### [Extracted data]

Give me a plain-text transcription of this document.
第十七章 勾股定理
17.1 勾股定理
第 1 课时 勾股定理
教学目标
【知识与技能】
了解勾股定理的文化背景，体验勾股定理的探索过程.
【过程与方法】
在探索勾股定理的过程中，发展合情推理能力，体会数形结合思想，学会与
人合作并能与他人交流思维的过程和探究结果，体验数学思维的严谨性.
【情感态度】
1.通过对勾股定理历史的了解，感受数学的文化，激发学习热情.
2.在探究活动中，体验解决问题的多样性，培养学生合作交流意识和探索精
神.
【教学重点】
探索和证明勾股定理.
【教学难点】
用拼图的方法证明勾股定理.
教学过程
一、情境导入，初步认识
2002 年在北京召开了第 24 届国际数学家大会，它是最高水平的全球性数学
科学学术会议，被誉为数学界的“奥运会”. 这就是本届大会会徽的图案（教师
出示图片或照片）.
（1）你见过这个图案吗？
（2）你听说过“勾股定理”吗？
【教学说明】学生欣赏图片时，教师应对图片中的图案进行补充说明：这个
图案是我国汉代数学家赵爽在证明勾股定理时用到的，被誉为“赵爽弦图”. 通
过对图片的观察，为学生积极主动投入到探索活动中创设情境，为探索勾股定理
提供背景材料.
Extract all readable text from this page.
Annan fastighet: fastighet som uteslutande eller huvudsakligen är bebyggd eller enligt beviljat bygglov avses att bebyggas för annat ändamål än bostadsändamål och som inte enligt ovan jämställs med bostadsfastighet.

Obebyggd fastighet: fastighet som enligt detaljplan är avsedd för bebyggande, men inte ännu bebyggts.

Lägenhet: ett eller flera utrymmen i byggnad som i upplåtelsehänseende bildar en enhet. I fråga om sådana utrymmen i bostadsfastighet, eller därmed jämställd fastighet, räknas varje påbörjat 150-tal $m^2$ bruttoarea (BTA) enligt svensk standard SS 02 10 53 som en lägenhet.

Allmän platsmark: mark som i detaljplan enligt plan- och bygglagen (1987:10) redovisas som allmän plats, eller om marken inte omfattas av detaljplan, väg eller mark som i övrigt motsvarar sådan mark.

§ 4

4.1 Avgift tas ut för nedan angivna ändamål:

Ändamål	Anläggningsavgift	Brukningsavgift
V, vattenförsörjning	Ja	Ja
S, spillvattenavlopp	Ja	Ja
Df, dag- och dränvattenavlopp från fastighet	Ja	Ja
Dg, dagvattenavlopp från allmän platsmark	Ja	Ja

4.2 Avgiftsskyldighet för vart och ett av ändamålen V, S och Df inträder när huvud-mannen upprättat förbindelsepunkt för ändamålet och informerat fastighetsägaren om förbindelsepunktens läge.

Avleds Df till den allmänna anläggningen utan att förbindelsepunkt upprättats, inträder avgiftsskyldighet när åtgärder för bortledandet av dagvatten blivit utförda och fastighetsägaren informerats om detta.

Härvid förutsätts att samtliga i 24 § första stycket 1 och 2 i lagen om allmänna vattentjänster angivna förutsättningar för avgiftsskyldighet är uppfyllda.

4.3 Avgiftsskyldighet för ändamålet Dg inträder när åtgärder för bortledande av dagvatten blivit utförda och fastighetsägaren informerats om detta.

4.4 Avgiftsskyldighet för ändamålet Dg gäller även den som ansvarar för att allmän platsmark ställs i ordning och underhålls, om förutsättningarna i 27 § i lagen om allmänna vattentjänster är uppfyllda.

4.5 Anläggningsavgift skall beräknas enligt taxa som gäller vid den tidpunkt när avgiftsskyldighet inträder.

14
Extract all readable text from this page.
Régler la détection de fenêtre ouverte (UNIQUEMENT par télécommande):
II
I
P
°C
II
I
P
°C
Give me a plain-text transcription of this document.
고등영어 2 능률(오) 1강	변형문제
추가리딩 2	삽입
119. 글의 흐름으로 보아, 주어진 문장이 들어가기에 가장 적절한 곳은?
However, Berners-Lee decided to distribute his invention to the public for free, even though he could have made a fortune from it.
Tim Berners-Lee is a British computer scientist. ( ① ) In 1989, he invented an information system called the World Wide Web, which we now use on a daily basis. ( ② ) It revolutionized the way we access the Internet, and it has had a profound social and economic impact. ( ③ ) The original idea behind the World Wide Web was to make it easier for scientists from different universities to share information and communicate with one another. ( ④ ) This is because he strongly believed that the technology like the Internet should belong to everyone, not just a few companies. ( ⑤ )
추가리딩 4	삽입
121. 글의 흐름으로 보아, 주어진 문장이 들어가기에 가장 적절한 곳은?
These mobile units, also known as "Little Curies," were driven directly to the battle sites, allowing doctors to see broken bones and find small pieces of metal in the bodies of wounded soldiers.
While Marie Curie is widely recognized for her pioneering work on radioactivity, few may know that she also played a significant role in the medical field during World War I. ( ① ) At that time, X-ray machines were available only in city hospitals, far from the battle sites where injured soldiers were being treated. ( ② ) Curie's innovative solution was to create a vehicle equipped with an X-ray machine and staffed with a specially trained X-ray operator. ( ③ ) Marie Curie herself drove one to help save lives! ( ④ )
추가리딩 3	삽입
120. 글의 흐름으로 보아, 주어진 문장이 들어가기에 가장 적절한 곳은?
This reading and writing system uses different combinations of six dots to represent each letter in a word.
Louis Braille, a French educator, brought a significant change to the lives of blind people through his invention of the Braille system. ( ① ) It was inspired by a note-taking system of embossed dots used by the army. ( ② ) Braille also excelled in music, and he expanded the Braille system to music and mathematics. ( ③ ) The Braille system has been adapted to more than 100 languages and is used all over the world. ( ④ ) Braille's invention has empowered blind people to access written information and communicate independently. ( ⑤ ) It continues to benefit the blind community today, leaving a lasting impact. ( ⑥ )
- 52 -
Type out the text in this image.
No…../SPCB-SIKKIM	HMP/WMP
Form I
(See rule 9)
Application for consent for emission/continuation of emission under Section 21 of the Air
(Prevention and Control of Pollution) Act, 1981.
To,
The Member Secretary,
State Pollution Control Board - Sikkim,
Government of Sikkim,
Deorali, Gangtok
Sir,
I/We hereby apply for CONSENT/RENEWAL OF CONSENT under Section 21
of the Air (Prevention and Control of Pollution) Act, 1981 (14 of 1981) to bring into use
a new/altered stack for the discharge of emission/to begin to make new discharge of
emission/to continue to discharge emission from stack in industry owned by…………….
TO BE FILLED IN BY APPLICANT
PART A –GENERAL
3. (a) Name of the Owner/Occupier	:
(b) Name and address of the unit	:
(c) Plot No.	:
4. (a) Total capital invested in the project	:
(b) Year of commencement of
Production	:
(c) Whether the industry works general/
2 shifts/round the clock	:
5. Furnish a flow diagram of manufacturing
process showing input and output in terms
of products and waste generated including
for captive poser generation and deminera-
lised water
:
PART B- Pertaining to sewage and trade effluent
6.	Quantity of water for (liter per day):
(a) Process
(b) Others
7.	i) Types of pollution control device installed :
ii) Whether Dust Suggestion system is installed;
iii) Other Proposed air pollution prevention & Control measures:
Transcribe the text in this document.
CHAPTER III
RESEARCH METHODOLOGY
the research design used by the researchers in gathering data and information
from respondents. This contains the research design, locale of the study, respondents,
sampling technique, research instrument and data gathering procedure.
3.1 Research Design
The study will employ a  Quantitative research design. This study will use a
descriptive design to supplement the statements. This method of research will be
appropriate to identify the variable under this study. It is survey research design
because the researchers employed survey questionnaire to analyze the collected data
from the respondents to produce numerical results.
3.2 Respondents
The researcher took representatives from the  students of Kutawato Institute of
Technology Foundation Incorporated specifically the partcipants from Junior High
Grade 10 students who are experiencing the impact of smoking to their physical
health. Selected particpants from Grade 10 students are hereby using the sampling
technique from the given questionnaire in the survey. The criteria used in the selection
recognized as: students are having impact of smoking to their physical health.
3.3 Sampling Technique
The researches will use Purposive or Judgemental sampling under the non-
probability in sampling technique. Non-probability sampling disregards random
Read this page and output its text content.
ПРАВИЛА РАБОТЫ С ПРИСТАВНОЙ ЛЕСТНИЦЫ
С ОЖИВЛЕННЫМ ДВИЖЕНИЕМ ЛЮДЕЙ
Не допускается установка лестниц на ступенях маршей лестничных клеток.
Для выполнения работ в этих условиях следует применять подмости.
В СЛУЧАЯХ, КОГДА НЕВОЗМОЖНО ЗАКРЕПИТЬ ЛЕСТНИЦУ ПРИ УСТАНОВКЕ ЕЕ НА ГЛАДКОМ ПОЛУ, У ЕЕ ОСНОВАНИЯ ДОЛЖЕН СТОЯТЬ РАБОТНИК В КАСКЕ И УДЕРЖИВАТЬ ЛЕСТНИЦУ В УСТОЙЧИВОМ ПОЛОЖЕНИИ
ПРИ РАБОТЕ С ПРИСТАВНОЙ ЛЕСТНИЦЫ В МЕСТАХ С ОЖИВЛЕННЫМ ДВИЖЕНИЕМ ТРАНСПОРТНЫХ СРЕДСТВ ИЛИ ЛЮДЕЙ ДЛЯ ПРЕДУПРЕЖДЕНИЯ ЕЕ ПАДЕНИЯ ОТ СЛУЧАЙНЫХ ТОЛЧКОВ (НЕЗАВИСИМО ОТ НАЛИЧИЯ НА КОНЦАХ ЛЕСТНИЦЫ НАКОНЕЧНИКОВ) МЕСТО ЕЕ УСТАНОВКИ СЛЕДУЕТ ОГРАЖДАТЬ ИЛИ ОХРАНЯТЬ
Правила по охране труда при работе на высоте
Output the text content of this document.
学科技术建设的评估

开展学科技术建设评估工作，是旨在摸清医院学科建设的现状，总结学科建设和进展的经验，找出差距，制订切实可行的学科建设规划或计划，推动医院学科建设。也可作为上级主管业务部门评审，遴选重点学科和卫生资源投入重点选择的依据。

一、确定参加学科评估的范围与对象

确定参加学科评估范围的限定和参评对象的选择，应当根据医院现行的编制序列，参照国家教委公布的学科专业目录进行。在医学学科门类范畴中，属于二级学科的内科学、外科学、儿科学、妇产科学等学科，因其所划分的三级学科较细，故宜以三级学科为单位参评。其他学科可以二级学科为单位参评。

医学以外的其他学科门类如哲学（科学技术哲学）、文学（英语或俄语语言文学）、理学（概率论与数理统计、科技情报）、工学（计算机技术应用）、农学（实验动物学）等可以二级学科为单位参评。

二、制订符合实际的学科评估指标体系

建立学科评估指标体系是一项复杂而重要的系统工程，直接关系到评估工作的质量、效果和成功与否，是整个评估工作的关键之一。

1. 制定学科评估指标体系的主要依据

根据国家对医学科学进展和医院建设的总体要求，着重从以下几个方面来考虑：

### [Short problem]
Each line that contains the word "questionnaire" counts toward the total; give only that total.

### [Written answer]
2